-- Begin RECORDS SHOWN --

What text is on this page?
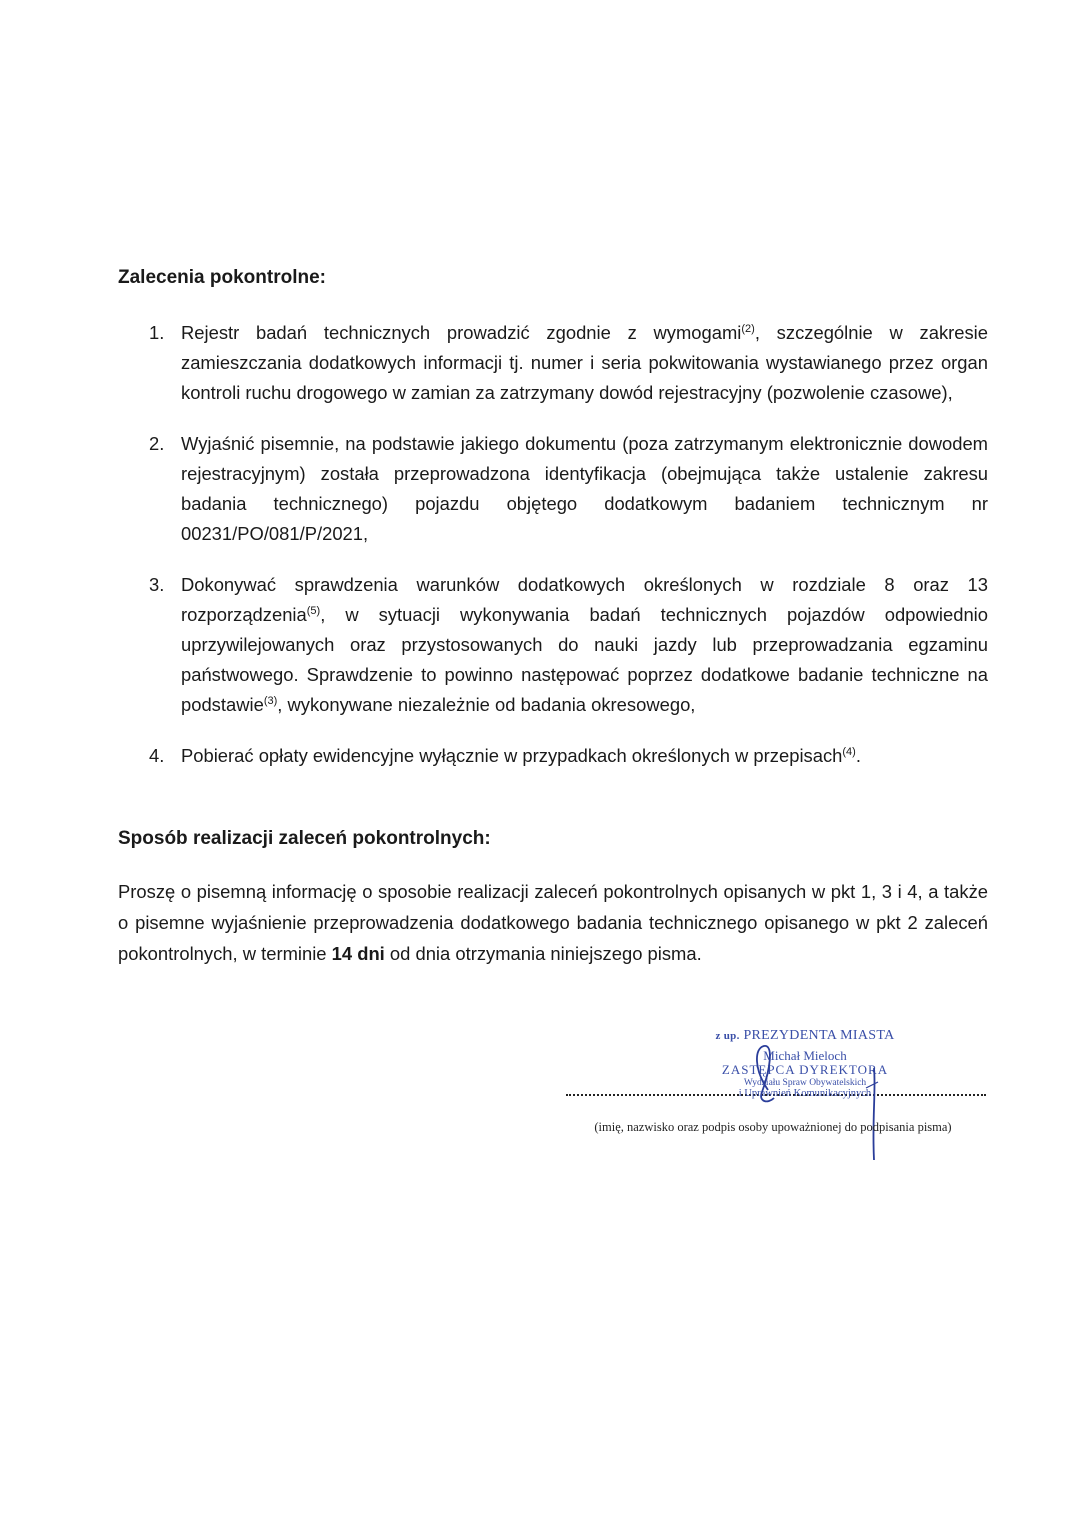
Zalecenia pokontrolne:
1. Rejestr badań technicznych prowadzić zgodnie z wymogami$^{(2)}$, szczególnie w zakresie zamieszczania dodatkowych informacji tj. numer i seria pokwitowania wystawianego przez organ kontroli ruchu drogowego w zamian za zatrzymany dowód rejestracyjny (pozwolenie czasowe),
2. Wyjaśnić pisemnie, na podstawie jakiego dokumentu (poza zatrzymanym elektronicznie dowodem rejestracyjnym) została przeprowadzona identyfikacja (obejmująca także ustalenie zakresu badania technicznego) pojazdu objętego dodatkowym badaniem technicznym nr 00231/PO/081/P/2021,
3. Dokonywać sprawdzenia warunków dodatkowych określonych w rozdziale 8 oraz 13 rozporządzenia$^{(5)}$, w sytuacji wykonywania badań technicznych pojazdów odpowiednio uprzywilejowanych oraz przystosowanych do nauki jazdy lub przeprowadzania egzaminu państwowego. Sprawdzenie to powinno następować poprzez dodatkowe badanie techniczne na podstawie$^{(3)}$, wykonywane niezależnie od badania okresowego,
4. Pobierać opłaty ewidencyjne wyłącznie w przypadkach określonych w przepisach$^{(4)}$.
Sposób realizacji zaleceń pokontrolnych:
Proszę o pisemną informację o sposobie realizacji zaleceń pokontrolnych opisanych w pkt 1, 3 i 4, a także o pisemne wyjaśnienie przeprowadzenia dodatkowego badania technicznego opisanego w pkt 2 zaleceń pokontrolnych, w terminie 14 dni od dnia otrzymania niniejszego pisma.
z up. PREZYDENTA MIASTA
Michał Mieloch
ZASTĘPCA DYREKTORA
Wydziału Spraw Obywatelskich
i Uprawnień Komunikacyjnych
(imię, nazwisko oraz podpis osoby upoważnionej do podpisania pisma)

-- End RECORDS SHOWN --

-- TASK PROMPT --
Every entry above is to be set down exactly; the pictures are to be left out.

-- EXERCISE RESULT --
What text is on this page?
Zalecenia pokontrolne:
1. Rejestr badań technicznych prowadzić zgodnie z wymogami$^{(2)}$, szczególnie w zakresie zamieszczania dodatkowych informacji tj. numer i seria pokwitowania wystawianego przez organ kontroli ruchu drogowego w zamian za zatrzymany dowód rejestracyjny (pozwolenie czasowe),
2. Wyjaśnić pisemnie, na podstawie jakiego dokumentu (poza zatrzymanym elektronicznie dowodem rejestracyjnym) została przeprowadzona identyfikacja (obejmująca także ustalenie zakresu badania technicznego) pojazdu objętego dodatkowym badaniem technicznym nr 00231/PO/081/P/2021,
3. Dokonywać sprawdzenia warunków dodatkowych określonych w rozdziale 8 oraz 13 rozporządzenia$^{(5)}$, w sytuacji wykonywania badań technicznych pojazdów odpowiednio uprzywilejowanych oraz przystosowanych do nauki jazdy lub przeprowadzania egzaminu państwowego. Sprawdzenie to powinno następować poprzez dodatkowe badanie techniczne na podstawie$^{(3)}$, wykonywane niezależnie od badania okresowego,
4. Pobierać opłaty ewidencyjne wyłącznie w przypadkach określonych w przepisach$^{(4)}$.
Sposób realizacji zaleceń pokontrolnych:
Proszę o pisemną informację o sposobie realizacji zaleceń pokontrolnych opisanych w pkt 1, 3 i 4, a także o pisemne wyjaśnienie przeprowadzenia dodatkowego badania technicznego opisanego w pkt 2 zaleceń pokontrolnych, w terminie 14 dni od dnia otrzymania niniejszego pisma.
z up. PREZYDENTA MIASTA
Michał Mieloch
ZASTĘPCA DYREKTORA
Wydziału Spraw Obywatelskich
i Uprawnień Komunikacyjnych
(imię, nazwisko oraz podpis osoby upoważnionej do podpisania pisma)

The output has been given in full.